Given entries
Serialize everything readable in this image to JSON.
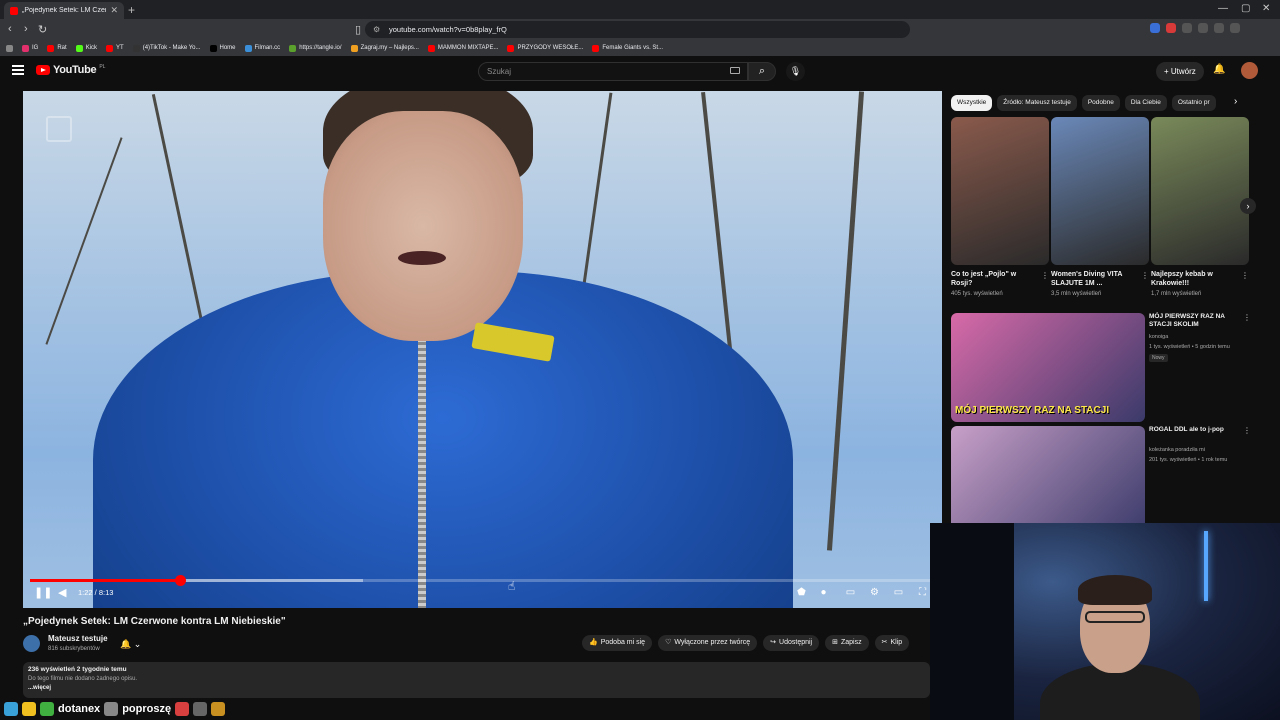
{
  "browser": {
    "tab_title": "„Pojedynek Setek: LM Czerwo",
    "url": "youtube.com/watch?v=0b8play_frQ",
    "bookmarks": [
      {
        "label": "IG",
        "color": "#e1306c"
      },
      {
        "label": "Rat",
        "color": "#ff0000"
      },
      {
        "label": "Kick",
        "color": "#53fc18"
      },
      {
        "label": "YT",
        "color": "#ff0000"
      },
      {
        "label": "(4)TikTok - Make Yo...",
        "color": "#333333"
      },
      {
        "label": "Home",
        "color": "#000000"
      },
      {
        "label": "Filman.cc",
        "color": "#3a8fd8"
      },
      {
        "label": "https://tangle.io/",
        "color": "#5aa02c"
      },
      {
        "label": "Zagraj.my – Najleps...",
        "color": "#f0a020"
      },
      {
        "label": "MAMMON MIXTAPE...",
        "color": "#ff0000"
      },
      {
        "label": "PRZYGODY WESOŁE...",
        "color": "#ff0000"
      },
      {
        "label": "Female Giants vs. St...",
        "color": "#ff0000"
      }
    ]
  },
  "masthead": {
    "logo_text": "YouTube",
    "logo_region": "PL",
    "search_placeholder": "Szukaj",
    "create_label": "Utwórz"
  },
  "player": {
    "time": "1:22 / 8:13",
    "progress": 0.1663,
    "buffered": 0.37
  },
  "video": {
    "title": "„Pojedynek Setek: LM Czerwone kontra LM Niebieskie\"",
    "channel": "Mateusz testuje",
    "subscribers": "816 subskrybentów",
    "actions": [
      {
        "icon": "👍",
        "label": "Podoba mi się"
      },
      {
        "icon": "♡",
        "label": "Wyłączone przez twórcę"
      },
      {
        "icon": "↪",
        "label": "Udostępnij"
      },
      {
        "icon": "⊞",
        "label": "Zapisz"
      },
      {
        "icon": "✂",
        "label": "Klip"
      }
    ],
    "description_meta": "236 wyświetleń  2 tygodnie temu",
    "description_body": "Do tego filmu nie dodano żadnego opisu.",
    "description_more": "...więcej"
  },
  "chips": [
    "Wszystkie",
    "Źródło: Mateusz testuje",
    "Podobne",
    "Dla Ciebie",
    "Ostatnio pr"
  ],
  "shorts": [
    {
      "title": "Co to jest „Pojlo\" w Rosji?",
      "views": "405 tys. wyświetleń",
      "color": "#8a5a4c"
    },
    {
      "title": "Women's Diving VITA SLAJUTE 1M ...",
      "views": "3,5 mln wyświetleń",
      "color": "#6a88b8"
    },
    {
      "title": "Najlepszy kebab w Krakowie!!!",
      "views": "1,7 mln wyświetleń",
      "color": "#7a8a5a"
    }
  ],
  "recommended": [
    {
      "title": "MÓJ PIERWSZY RAZ NA STACJI SKOLIM",
      "channel": "konoiga",
      "stats": "1 tys. wyświetleń • 5 godzin temu",
      "badge": "Nowy",
      "thumb_text": "MÓJ PIERWSZY RAZ NA STACJI",
      "color": "#d86aa8"
    },
    {
      "title": "ROGAL DDL ale to j-pop",
      "channel": "koleżanka poradziła mi",
      "stats": "201 tys. wyświetleń • 1 rok temu",
      "badge": "",
      "thumb_text": "",
      "color": "#c8a0c8"
    }
  ],
  "chat_strip": {
    "text1": "dotanex",
    "text2": "poproszę"
  }
}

What is asked
Skipping the pictures, transcribe each line above exactly as it appears.

Response below
Serialize everything readable in this image to JSON.
{
  "browser": {
    "tab_title": "„Pojedynek Setek: LM Czerwo",
    "url": "youtube.com/watch?v=0b8play_frQ",
    "bookmarks": [
      {
        "label": "IG",
        "color": "#e1306c"
      },
      {
        "label": "Rat",
        "color": "#ff0000"
      },
      {
        "label": "Kick",
        "color": "#53fc18"
      },
      {
        "label": "YT",
        "color": "#ff0000"
      },
      {
        "label": "(4)TikTok - Make Yo...",
        "color": "#333333"
      },
      {
        "label": "Home",
        "color": "#000000"
      },
      {
        "label": "Filman.cc",
        "color": "#3a8fd8"
      },
      {
        "label": "https://tangle.io/",
        "color": "#5aa02c"
      },
      {
        "label": "Zagraj.my – Najleps...",
        "color": "#f0a020"
      },
      {
        "label": "MAMMON MIXTAPE...",
        "color": "#ff0000"
      },
      {
        "label": "PRZYGODY WESOŁE...",
        "color": "#ff0000"
      },
      {
        "label": "Female Giants vs. St...",
        "color": "#ff0000"
      }
    ]
  },
  "masthead": {
    "logo_text": "YouTube",
    "logo_region": "PL",
    "search_placeholder": "Szukaj",
    "create_label": "Utwórz"
  },
  "player": {
    "time": "1:22 / 8:13",
    "progress": 0.1663,
    "buffered": 0.37
  },
  "video": {
    "title": "„Pojedynek Setek: LM Czerwone kontra LM Niebieskie\"",
    "channel": "Mateusz testuje",
    "subscribers": "816 subskrybentów",
    "actions": [
      {
        "icon": "👍",
        "label": "Podoba mi się"
      },
      {
        "icon": "♡",
        "label": "Wyłączone przez twórcę"
      },
      {
        "icon": "↪",
        "label": "Udostępnij"
      },
      {
        "icon": "⊞",
        "label": "Zapisz"
      },
      {
        "icon": "✂",
        "label": "Klip"
      }
    ],
    "description_meta": "236 wyświetleń  2 tygodnie temu",
    "description_body": "Do tego filmu nie dodano żadnego opisu.",
    "description_more": "...więcej"
  },
  "chips": [
    "Wszystkie",
    "Źródło: Mateusz testuje",
    "Podobne",
    "Dla Ciebie",
    "Ostatnio pr"
  ],
  "shorts": [
    {
      "title": "Co to jest „Pojlo\" w Rosji?",
      "views": "405 tys. wyświetleń",
      "color": "#8a5a4c"
    },
    {
      "title": "Women's Diving VITA SLAJUTE 1M ...",
      "views": "3,5 mln wyświetleń",
      "color": "#6a88b8"
    },
    {
      "title": "Najlepszy kebab w Krakowie!!!",
      "views": "1,7 mln wyświetleń",
      "color": "#7a8a5a"
    }
  ],
  "recommended": [
    {
      "title": "MÓJ PIERWSZY RAZ NA STACJI SKOLIM",
      "channel": "konoiga",
      "stats": "1 tys. wyświetleń • 5 godzin temu",
      "badge": "Nowy",
      "thumb_text": "MÓJ PIERWSZY RAZ NA STACJI",
      "color": "#d86aa8"
    },
    {
      "title": "ROGAL DDL ale to j-pop",
      "channel": "koleżanka poradziła mi",
      "stats": "201 tys. wyświetleń • 1 rok temu",
      "badge": "",
      "thumb_text": "",
      "color": "#c8a0c8"
    }
  ],
  "chat_strip": {
    "text1": "dotanex",
    "text2": "poproszę"
  }
}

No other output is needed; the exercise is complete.